-- DIRECTIONS FOR THIS TASK --
What follows is a set of entries. Repeat them exactly, but not their pictures.

--- begin TASK DATA ---

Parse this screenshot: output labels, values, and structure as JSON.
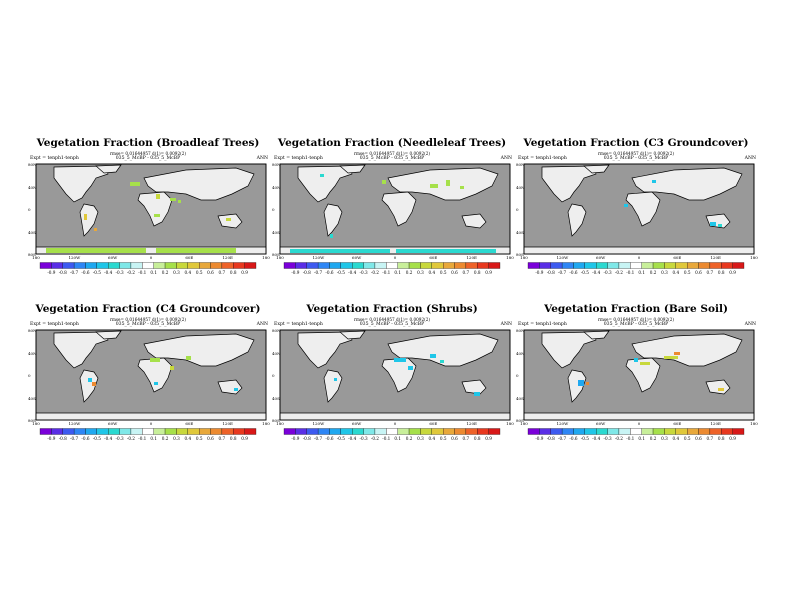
{
  "common": {
    "expt": "Expt = tenph1-tenph",
    "subtitle": "035_5_McBP - 035_5_McBP",
    "period": "ANN",
    "rmse": "rmse= 0.01644957 d(1)= 0.0092(2)",
    "lat_labels": [
      "80N",
      "40N",
      "0",
      "40S",
      "80S"
    ],
    "lon_labels": [
      "180",
      "120W",
      "60W",
      "0",
      "60E",
      "120E",
      "180"
    ],
    "colorbar_labels": [
      "-0.9",
      "-0.8",
      "-0.7",
      "-0.6",
      "-0.5",
      "-0.4",
      "-0.3",
      "-0.2",
      "-0.1",
      "0.1",
      "0.2",
      "0.3",
      "0.4",
      "0.5",
      "0.6",
      "0.7",
      "0.8",
      "0.9"
    ],
    "colorbar_colors": [
      "#7a00d9",
      "#5a2ee6",
      "#3d5af0",
      "#2e86f5",
      "#1fa8f0",
      "#1fc6e8",
      "#2ad9d0",
      "#7fe8e8",
      "#c8f4f4",
      "#ffffff",
      "#c8ef9a",
      "#a6e04a",
      "#c8d83c",
      "#e0c83a",
      "#e8a83a",
      "#ec8a30",
      "#ee6228",
      "#e8381e",
      "#d81818"
    ],
    "ocean_color": "#999999",
    "land_color": "#eeeeee"
  },
  "panels": [
    {
      "title": "Vegetation Fraction (Broadleaf Trees)"
    },
    {
      "title": "Vegetation Fraction (Needleleaf Trees)"
    },
    {
      "title": "Vegetation Fraction (C3 Groundcover)"
    },
    {
      "title": "Vegetation Fraction (C4 Groundcover)"
    },
    {
      "title": "Vegetation Fraction (Shrubs)"
    },
    {
      "title": "Vegetation Fraction (Bare Soil)"
    }
  ]
}
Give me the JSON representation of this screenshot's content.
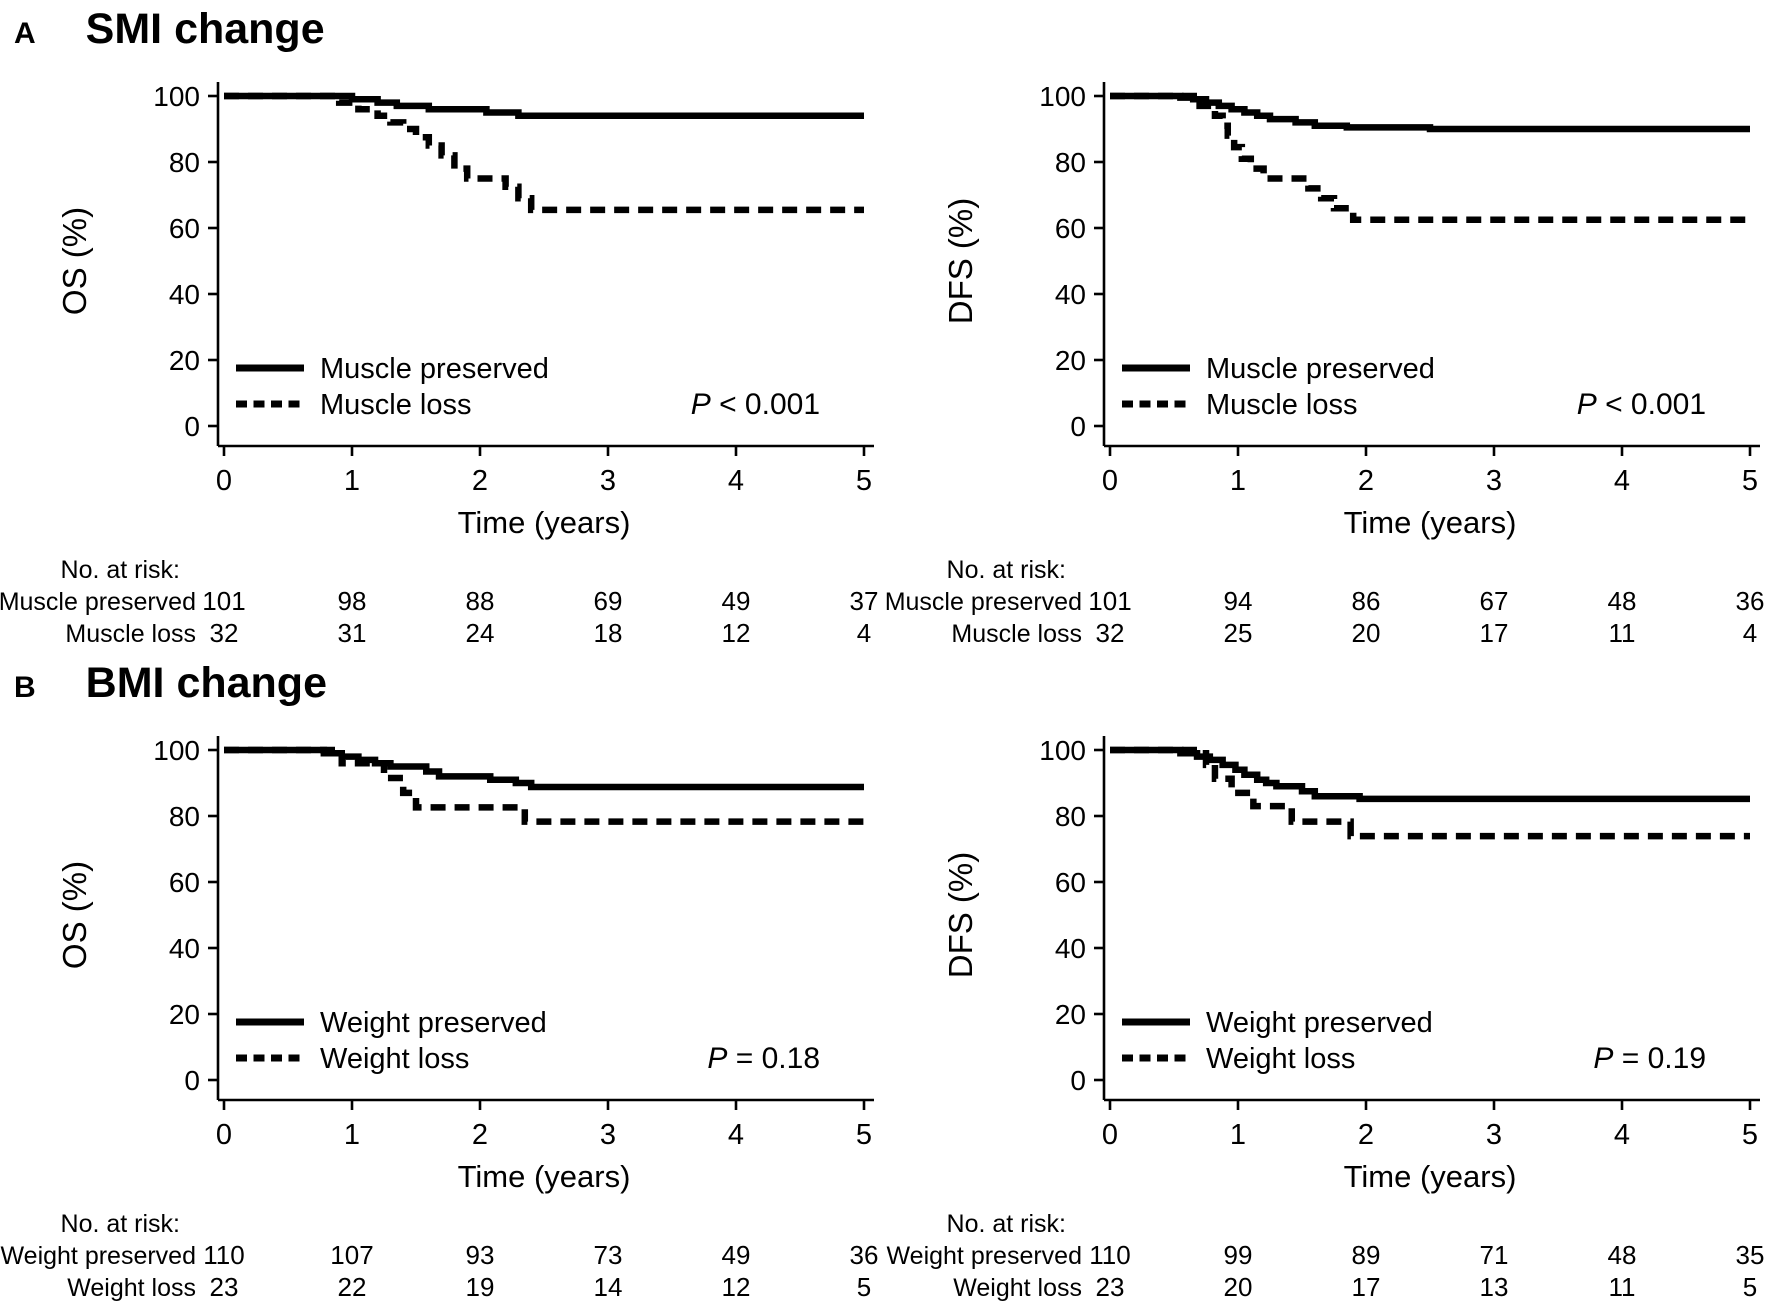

--- end TASK DATA ---

-- EXERCISE OUTPUT --
Parse this screenshot: output labels, values, and structure as JSON.
{
  "common": {
    "expt": "Expt = tenph1-tenph",
    "subtitle": "035_5_McBP - 035_5_McBP",
    "period": "ANN",
    "rmse": "rmse= 0.01644957 d(1)= 0.0092(2)",
    "lat_labels": [
      "80N",
      "40N",
      "0",
      "40S",
      "80S"
    ],
    "lon_labels": [
      "180",
      "120W",
      "60W",
      "0",
      "60E",
      "120E",
      "180"
    ],
    "colorbar_labels": [
      "-0.9",
      "-0.8",
      "-0.7",
      "-0.6",
      "-0.5",
      "-0.4",
      "-0.3",
      "-0.2",
      "-0.1",
      "0.1",
      "0.2",
      "0.3",
      "0.4",
      "0.5",
      "0.6",
      "0.7",
      "0.8",
      "0.9"
    ],
    "colorbar_colors": [
      "#7a00d9",
      "#5a2ee6",
      "#3d5af0",
      "#2e86f5",
      "#1fa8f0",
      "#1fc6e8",
      "#2ad9d0",
      "#7fe8e8",
      "#c8f4f4",
      "#ffffff",
      "#c8ef9a",
      "#a6e04a",
      "#c8d83c",
      "#e0c83a",
      "#e8a83a",
      "#ec8a30",
      "#ee6228",
      "#e8381e",
      "#d81818"
    ],
    "ocean_color": "#999999",
    "land_color": "#eeeeee"
  },
  "panels": [
    {
      "title": "Vegetation Fraction (Broadleaf Trees)"
    },
    {
      "title": "Vegetation Fraction (Needleleaf Trees)"
    },
    {
      "title": "Vegetation Fraction (C3 Groundcover)"
    },
    {
      "title": "Vegetation Fraction (C4 Groundcover)"
    },
    {
      "title": "Vegetation Fraction (Shrubs)"
    },
    {
      "title": "Vegetation Fraction (Bare Soil)"
    }
  ]
}
Give me the JSON representation of this screenshot's content.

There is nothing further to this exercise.